* WHAT YOU WILL DO
List each line of the data that holds the string "activity", please.

* RECORDS SHOWN
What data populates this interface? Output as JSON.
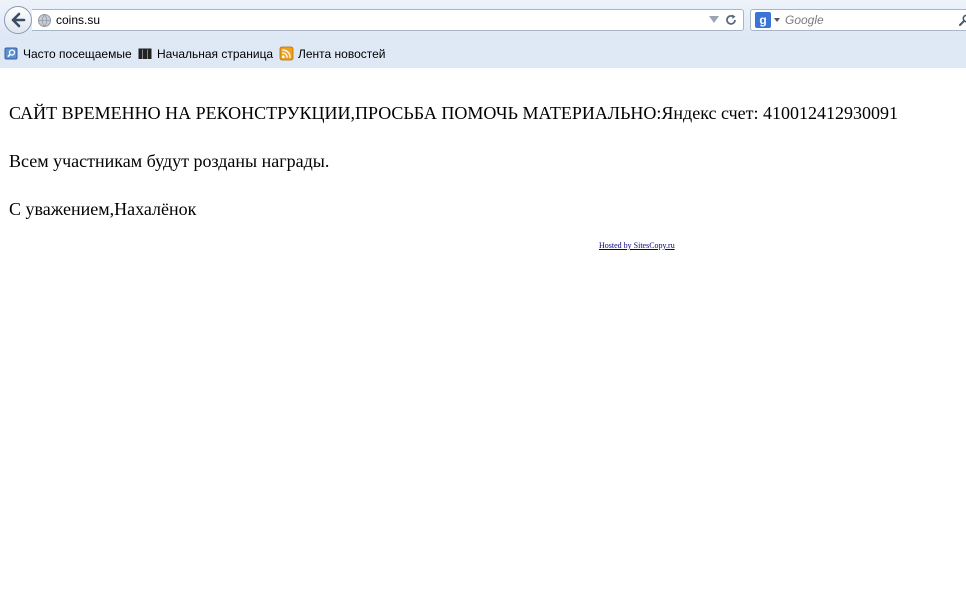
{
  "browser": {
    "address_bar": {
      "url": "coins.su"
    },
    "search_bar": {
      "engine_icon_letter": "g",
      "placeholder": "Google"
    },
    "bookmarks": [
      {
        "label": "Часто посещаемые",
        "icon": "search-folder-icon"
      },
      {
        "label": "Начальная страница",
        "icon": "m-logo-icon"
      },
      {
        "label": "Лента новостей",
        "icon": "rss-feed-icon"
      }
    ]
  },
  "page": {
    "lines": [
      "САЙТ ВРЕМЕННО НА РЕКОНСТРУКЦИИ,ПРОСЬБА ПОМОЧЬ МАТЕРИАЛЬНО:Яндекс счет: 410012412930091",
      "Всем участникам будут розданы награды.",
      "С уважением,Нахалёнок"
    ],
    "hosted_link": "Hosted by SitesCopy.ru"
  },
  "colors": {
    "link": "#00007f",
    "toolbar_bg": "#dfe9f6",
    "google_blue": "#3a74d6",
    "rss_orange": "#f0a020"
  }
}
* * *
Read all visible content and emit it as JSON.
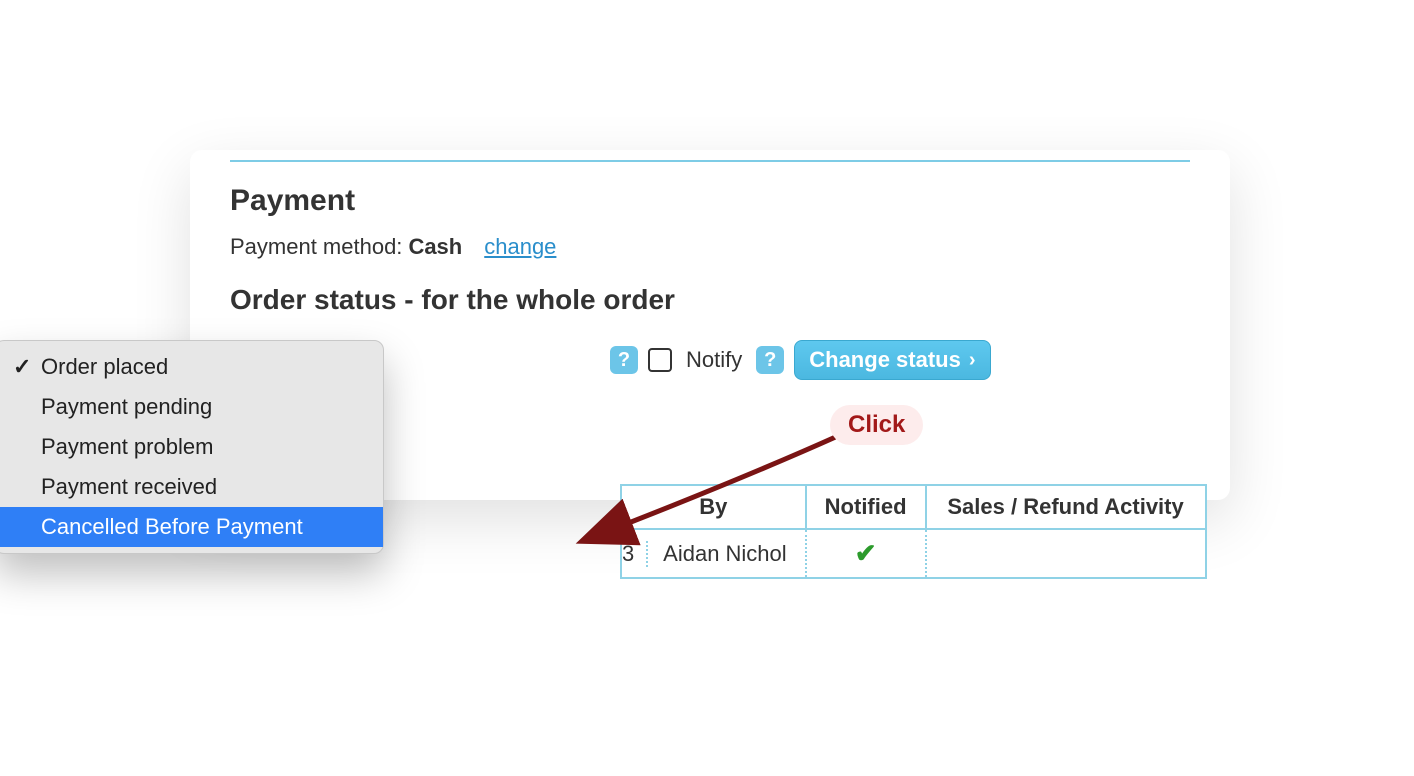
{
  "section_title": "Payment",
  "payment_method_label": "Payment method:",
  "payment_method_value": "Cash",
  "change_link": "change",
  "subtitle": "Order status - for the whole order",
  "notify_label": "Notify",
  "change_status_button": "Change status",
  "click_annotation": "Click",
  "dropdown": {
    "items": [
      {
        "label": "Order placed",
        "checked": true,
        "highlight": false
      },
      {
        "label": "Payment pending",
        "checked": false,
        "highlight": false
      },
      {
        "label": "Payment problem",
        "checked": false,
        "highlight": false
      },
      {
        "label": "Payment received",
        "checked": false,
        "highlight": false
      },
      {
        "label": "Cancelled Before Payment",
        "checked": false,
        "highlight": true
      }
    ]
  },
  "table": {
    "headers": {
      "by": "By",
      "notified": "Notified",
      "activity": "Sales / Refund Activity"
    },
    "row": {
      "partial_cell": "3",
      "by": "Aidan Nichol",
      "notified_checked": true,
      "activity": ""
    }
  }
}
...
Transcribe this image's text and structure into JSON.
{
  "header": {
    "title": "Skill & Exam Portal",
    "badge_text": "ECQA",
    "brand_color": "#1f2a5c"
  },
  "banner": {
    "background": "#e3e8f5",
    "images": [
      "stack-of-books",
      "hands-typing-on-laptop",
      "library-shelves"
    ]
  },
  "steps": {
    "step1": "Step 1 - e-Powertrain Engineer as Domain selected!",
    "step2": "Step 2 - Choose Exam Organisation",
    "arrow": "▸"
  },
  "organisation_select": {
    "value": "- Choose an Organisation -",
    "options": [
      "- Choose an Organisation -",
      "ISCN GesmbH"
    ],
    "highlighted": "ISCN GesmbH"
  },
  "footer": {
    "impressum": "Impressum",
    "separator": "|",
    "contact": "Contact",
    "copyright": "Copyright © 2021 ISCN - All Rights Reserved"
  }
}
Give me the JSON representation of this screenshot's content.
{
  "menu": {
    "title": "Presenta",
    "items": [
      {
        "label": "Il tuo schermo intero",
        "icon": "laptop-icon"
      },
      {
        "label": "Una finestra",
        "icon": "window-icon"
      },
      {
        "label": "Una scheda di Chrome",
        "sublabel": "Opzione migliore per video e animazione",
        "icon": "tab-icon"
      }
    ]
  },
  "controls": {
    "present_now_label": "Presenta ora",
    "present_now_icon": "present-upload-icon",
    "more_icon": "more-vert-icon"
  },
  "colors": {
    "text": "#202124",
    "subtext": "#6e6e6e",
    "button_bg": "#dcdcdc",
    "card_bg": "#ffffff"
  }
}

* COMPLETED TASK
      "activity": "Sales / Refund Activity"
      "activity": ""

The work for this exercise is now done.